### TASK TO COMPLETE:
Reproduce exactly the lines from the one containing "What data was" through the last line of the records below, both included. Leave out any pictures.

(Items listed in a dataset)
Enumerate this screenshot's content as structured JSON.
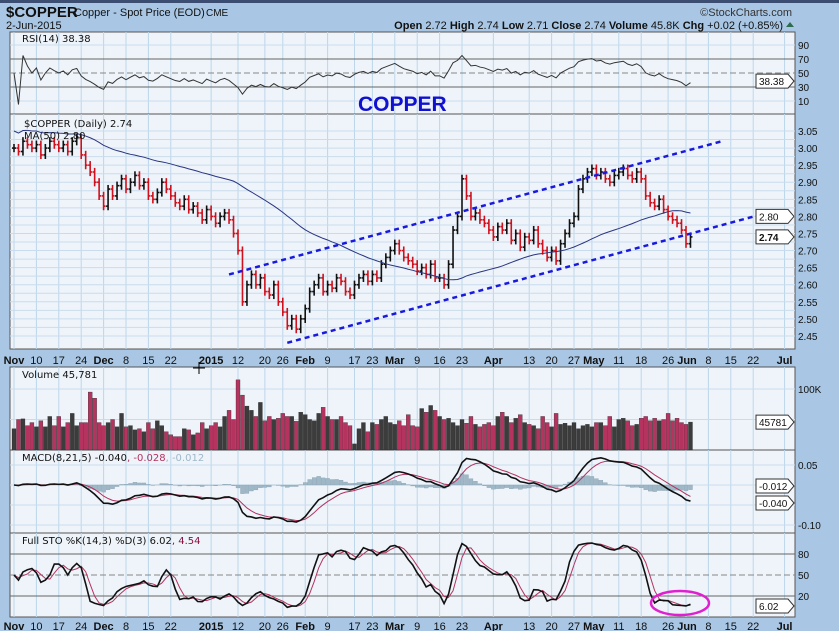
{
  "header": {
    "symbol": "$COPPER",
    "name": "Copper - Spot Price (EOD)",
    "exchange": "CME",
    "date": "2-Jun-2015",
    "copyright": "©StockCharts.com",
    "open_label": "Open",
    "open": "2.72",
    "high_label": "High",
    "high": "2.74",
    "low_label": "Low",
    "low": "2.71",
    "close_label": "Close",
    "close": "2.74",
    "volume_label": "Volume",
    "volume": "45.8K",
    "chg_label": "Chg",
    "chg": "+0.02 (+0.85%)",
    "chg_icon": "up-triangle-icon"
  },
  "annotation": "COPPER",
  "rsi": {
    "legend": "RSI(14) 38.38",
    "ticks": [
      "90",
      "70",
      "50",
      "30",
      "10"
    ],
    "tag": "38.38"
  },
  "price": {
    "legend": "$COPPER (Daily) 2.74",
    "ma_legend": "MA(50) 2.80",
    "ticks": [
      "3.05",
      "3.00",
      "2.95",
      "2.90",
      "2.85",
      "2.80",
      "2.75",
      "2.70",
      "2.65",
      "2.60",
      "2.55",
      "2.50",
      "2.45"
    ],
    "tag_ma": "2.80",
    "tag_close": "2.74"
  },
  "volume": {
    "legend": "Volume 45,781",
    "ticks": [
      "100K"
    ],
    "tag": "45781"
  },
  "macd": {
    "legend_main": "MACD(8,21,5) -0.040",
    "legend_signal": ", -0.028",
    "legend_hist": ", -0.012",
    "ticks": [
      "0.05",
      "-0.10"
    ],
    "tag_hist": "-0.012",
    "tag_macd": "-0.040"
  },
  "sto": {
    "legend_main": "Full STO %K(14,3) %D(3) 6.02",
    "legend_d": ", 4.54",
    "ticks": [
      "80",
      "50",
      "20"
    ],
    "tag": "6.02"
  },
  "date_ticks": [
    {
      "label": "Nov",
      "date": "2014-11-03"
    },
    {
      "label": "10",
      "date": "2014-11-10"
    },
    {
      "label": "17",
      "date": "2014-11-17"
    },
    {
      "label": "24",
      "date": "2014-11-24"
    },
    {
      "label": "Dec",
      "date": "2014-12-01"
    },
    {
      "label": "8",
      "date": "2014-12-08"
    },
    {
      "label": "15",
      "date": "2014-12-15"
    },
    {
      "label": "22",
      "date": "2014-12-22"
    },
    {
      "label": "2015",
      "date": "2015-01-02"
    },
    {
      "label": "12",
      "date": "2015-01-12"
    },
    {
      "label": "20",
      "date": "2015-01-20"
    },
    {
      "label": "26",
      "date": "2015-01-26"
    },
    {
      "label": "Feb",
      "date": "2015-02-02"
    },
    {
      "label": "9",
      "date": "2015-02-09"
    },
    {
      "label": "17",
      "date": "2015-02-17"
    },
    {
      "label": "23",
      "date": "2015-02-23"
    },
    {
      "label": "Mar",
      "date": "2015-03-02"
    },
    {
      "label": "9",
      "date": "2015-03-09"
    },
    {
      "label": "16",
      "date": "2015-03-16"
    },
    {
      "label": "23",
      "date": "2015-03-23"
    },
    {
      "label": "Apr",
      "date": "2015-04-01"
    },
    {
      "label": "13",
      "date": "2015-04-13"
    },
    {
      "label": "20",
      "date": "2015-04-20"
    },
    {
      "label": "27",
      "date": "2015-04-27"
    },
    {
      "label": "May",
      "date": "2015-05-01"
    },
    {
      "label": "11",
      "date": "2015-05-11"
    },
    {
      "label": "18",
      "date": "2015-05-18"
    },
    {
      "label": "26",
      "date": "2015-05-26"
    },
    {
      "label": "Jun",
      "date": "2015-06-01"
    },
    {
      "label": "8",
      "date": "2015-06-08"
    },
    {
      "label": "15",
      "date": "2015-06-15"
    },
    {
      "label": "22",
      "date": "2015-06-22"
    },
    {
      "label": "Jul",
      "date": "2015-07-01"
    }
  ],
  "colors": {
    "up": "#111111",
    "down": "#d0101c",
    "ma": "#2a3580",
    "channel": "#1a1adf",
    "vol_up": "#3c3c3c",
    "vol_down": "#b4335f",
    "signal": "#b4335f",
    "hist": "#9fb8c8",
    "highlight": "#e020d0",
    "annotation": "#1010d0"
  },
  "chart_data": {
    "type": "ohlc",
    "start_date": "2014-11-03",
    "closes": [
      3.0,
      2.99,
      3.02,
      3.01,
      3.0,
      3.01,
      2.98,
      3.0,
      3.02,
      3.01,
      3.0,
      3.01,
      2.99,
      3.02,
      3.03,
      2.98,
      2.95,
      2.93,
      2.9,
      2.86,
      2.83,
      2.88,
      2.86,
      2.89,
      2.91,
      2.88,
      2.9,
      2.92,
      2.89,
      2.9,
      2.86,
      2.85,
      2.87,
      2.9,
      2.88,
      2.86,
      2.84,
      2.83,
      2.85,
      2.82,
      2.83,
      2.81,
      2.79,
      2.82,
      2.8,
      2.78,
      2.8,
      2.81,
      2.79,
      2.75,
      2.7,
      2.55,
      2.6,
      2.63,
      2.6,
      2.62,
      2.58,
      2.57,
      2.6,
      2.55,
      2.52,
      2.48,
      2.5,
      2.47,
      2.5,
      2.53,
      2.58,
      2.6,
      2.62,
      2.58,
      2.6,
      2.59,
      2.62,
      2.61,
      2.58,
      2.57,
      2.6,
      2.62,
      2.63,
      2.61,
      2.63,
      2.62,
      2.66,
      2.68,
      2.7,
      2.72,
      2.7,
      2.68,
      2.67,
      2.66,
      2.64,
      2.65,
      2.63,
      2.66,
      2.62,
      2.62,
      2.6,
      2.66,
      2.76,
      2.8,
      2.91,
      2.86,
      2.8,
      2.81,
      2.79,
      2.78,
      2.76,
      2.74,
      2.77,
      2.76,
      2.78,
      2.73,
      2.75,
      2.71,
      2.74,
      2.73,
      2.76,
      2.72,
      2.7,
      2.68,
      2.7,
      2.67,
      2.72,
      2.75,
      2.78,
      2.8,
      2.88,
      2.91,
      2.93,
      2.94,
      2.92,
      2.93,
      2.91,
      2.9,
      2.92,
      2.93,
      2.94,
      2.92,
      2.91,
      2.93,
      2.91,
      2.86,
      2.84,
      2.83,
      2.85,
      2.82,
      2.8,
      2.79,
      2.78,
      2.76,
      2.72,
      2.74
    ],
    "volume_k": [
      35,
      50,
      51,
      40,
      45,
      38,
      48,
      38,
      55,
      40,
      55,
      38,
      45,
      60,
      40,
      45,
      45,
      95,
      85,
      45,
      40,
      45,
      50,
      38,
      60,
      38,
      40,
      33,
      35,
      30,
      45,
      35,
      48,
      40,
      30,
      25,
      22,
      22,
      35,
      33,
      25,
      28,
      45,
      35,
      40,
      45,
      38,
      55,
      65,
      50,
      115,
      90,
      72,
      65,
      55,
      78,
      48,
      55,
      50,
      52,
      60,
      55,
      55,
      47,
      62,
      58,
      50,
      48,
      60,
      70,
      55,
      50,
      50,
      55,
      45,
      40,
      10,
      35,
      45,
      30,
      45,
      42,
      50,
      55,
      45,
      42,
      48,
      40,
      58,
      40,
      38,
      68,
      62,
      73,
      65,
      55,
      50,
      52,
      45,
      40,
      50,
      44,
      55,
      42,
      38,
      42,
      45,
      40,
      55,
      62,
      55,
      45,
      52,
      58,
      45,
      42,
      40,
      35,
      55,
      45,
      38,
      60,
      42,
      44,
      40,
      45,
      35,
      40,
      42,
      38,
      45,
      45,
      40,
      55,
      38,
      50,
      52,
      48,
      40,
      42,
      52,
      55,
      48,
      52,
      48,
      50,
      60,
      48,
      52,
      45,
      42,
      45.781
    ],
    "moving_average_period": 50,
    "trendlines": [
      {
        "from": {
          "date": "2015-01-08",
          "price": 2.63
        },
        "to": {
          "date": "2015-06-11",
          "price": 3.02
        }
      },
      {
        "from": {
          "date": "2015-01-27",
          "price": 2.43
        },
        "to": {
          "date": "2015-06-25",
          "price": 2.81
        }
      }
    ],
    "price_range": [
      2.42,
      3.08
    ],
    "rsi_levels": [
      70,
      50,
      30
    ],
    "sto_levels": [
      80,
      50,
      20
    ],
    "grid": true
  }
}
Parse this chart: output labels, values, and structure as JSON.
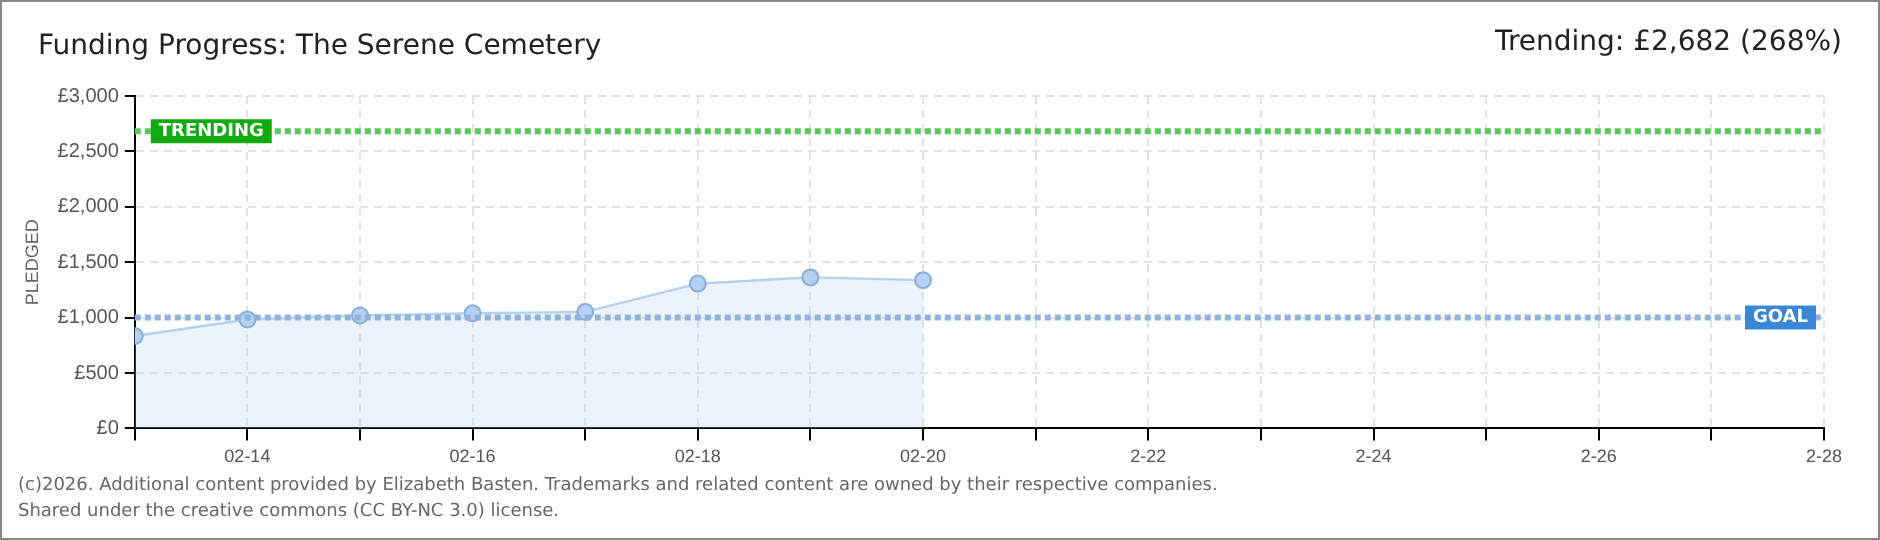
{
  "chart_data": {
    "type": "area",
    "title": "Funding Progress: The Serene Cemetery",
    "subtitle": "Trending:  £2,682 (268%)",
    "ylabel": "PLEDGED",
    "x": [
      "--02-13",
      "--02-14",
      "--02-15",
      "--02-16",
      "--02-17",
      "--02-18",
      "--02-19",
      "--02-20"
    ],
    "series": [
      {
        "color": "#b3d1f2",
        "values": [
          834,
          983,
          1020,
          1039,
          1052,
          1307,
          1363,
          1338
        ]
      }
    ],
    "xlim": [
      "--02-13",
      "--02-28"
    ],
    "xticks": [
      {
        "value": "--02-13",
        "label": null
      },
      {
        "value": "--02-14",
        "label": "02-14"
      },
      {
        "value": "--02-15",
        "label": null
      },
      {
        "value": "--02-16",
        "label": "02-16"
      },
      {
        "value": "--02-17",
        "label": null
      },
      {
        "value": "--02-18",
        "label": "02-18"
      },
      {
        "value": "--02-19",
        "label": null
      },
      {
        "value": "--02-20",
        "label": "02-20"
      },
      {
        "value": "--02-21",
        "label": null
      },
      {
        "value": "--02-22",
        "label": "2-22"
      },
      {
        "value": "--02-23",
        "label": null
      },
      {
        "value": "--02-24",
        "label": "2-24"
      },
      {
        "value": "--02-25",
        "label": null
      },
      {
        "value": "--02-26",
        "label": "2-26"
      },
      {
        "value": "--02-27",
        "label": null
      },
      {
        "value": "--02-28",
        "label": "2-28"
      }
    ],
    "ylim": [
      0,
      3000
    ],
    "yticks": [
      {
        "value": 0,
        "label": "£0"
      },
      {
        "value": 500,
        "label": "£500"
      },
      {
        "value": 1000,
        "label": "£1,000"
      },
      {
        "value": 1500,
        "label": "£1,500"
      },
      {
        "value": 2000,
        "label": "£2,000"
      },
      {
        "value": 2500,
        "label": "£2,500"
      },
      {
        "value": 3000,
        "label": "£3,000"
      }
    ],
    "ref_lines": [
      {
        "axis": "y",
        "value": 2682,
        "label": "TRENDING",
        "color": "#5cc95c",
        "line_style": "dotted"
      },
      {
        "axis": "y",
        "value": 1000,
        "label": "GOAL",
        "color": "#8fb3dd",
        "line_style": "dotted"
      }
    ],
    "grid": true,
    "marker": "circle",
    "legend": false,
    "annotations": [
      "(c)2026. Additional content provided by Elizabeth Basten. Trademarks and related content are owned by their respective companies.",
      "Shared under the creative commons (CC BY-NC 3.0) license."
    ]
  }
}
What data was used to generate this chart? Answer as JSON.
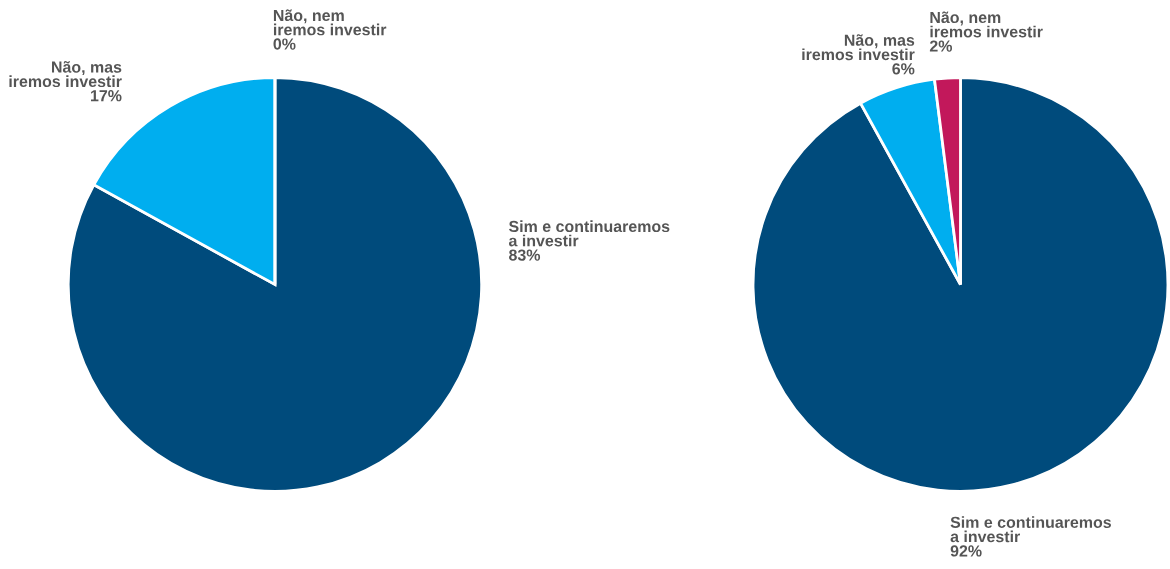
{
  "chart_data": [
    {
      "type": "pie",
      "categories": [
        "Sim e continuaremos\na investir",
        "Não, mas\niremos investir",
        "Não, nem\niremos investir"
      ],
      "values": [
        83,
        17,
        0
      ],
      "value_labels": [
        "83%",
        "17%",
        "0%"
      ],
      "colors": [
        "#004b7c",
        "#00aeef",
        "#c2185b"
      ]
    },
    {
      "type": "pie",
      "categories": [
        "Sim e continuaremos\na investir",
        "Não, mas\niremos investir",
        "Não, nem\niremos investir"
      ],
      "values": [
        92,
        6,
        2
      ],
      "value_labels": [
        "92%",
        "6%",
        "2%"
      ],
      "colors": [
        "#004b7c",
        "#00aeef",
        "#c2185b"
      ]
    }
  ]
}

### FINAL RESULT:
What data was used to generate this chart? Answer as JSON.
{
  "chart_data": [
    {
      "type": "pie",
      "categories": [
        "Sim e continuaremos\na investir",
        "Não, mas\niremos investir",
        "Não, nem\niremos investir"
      ],
      "values": [
        83,
        17,
        0
      ],
      "value_labels": [
        "83%",
        "17%",
        "0%"
      ],
      "colors": [
        "#004b7c",
        "#00aeef",
        "#c2185b"
      ]
    },
    {
      "type": "pie",
      "categories": [
        "Sim e continuaremos\na investir",
        "Não, mas\niremos investir",
        "Não, nem\niremos investir"
      ],
      "values": [
        92,
        6,
        2
      ],
      "value_labels": [
        "92%",
        "6%",
        "2%"
      ],
      "colors": [
        "#004b7c",
        "#00aeef",
        "#c2185b"
      ]
    }
  ]
}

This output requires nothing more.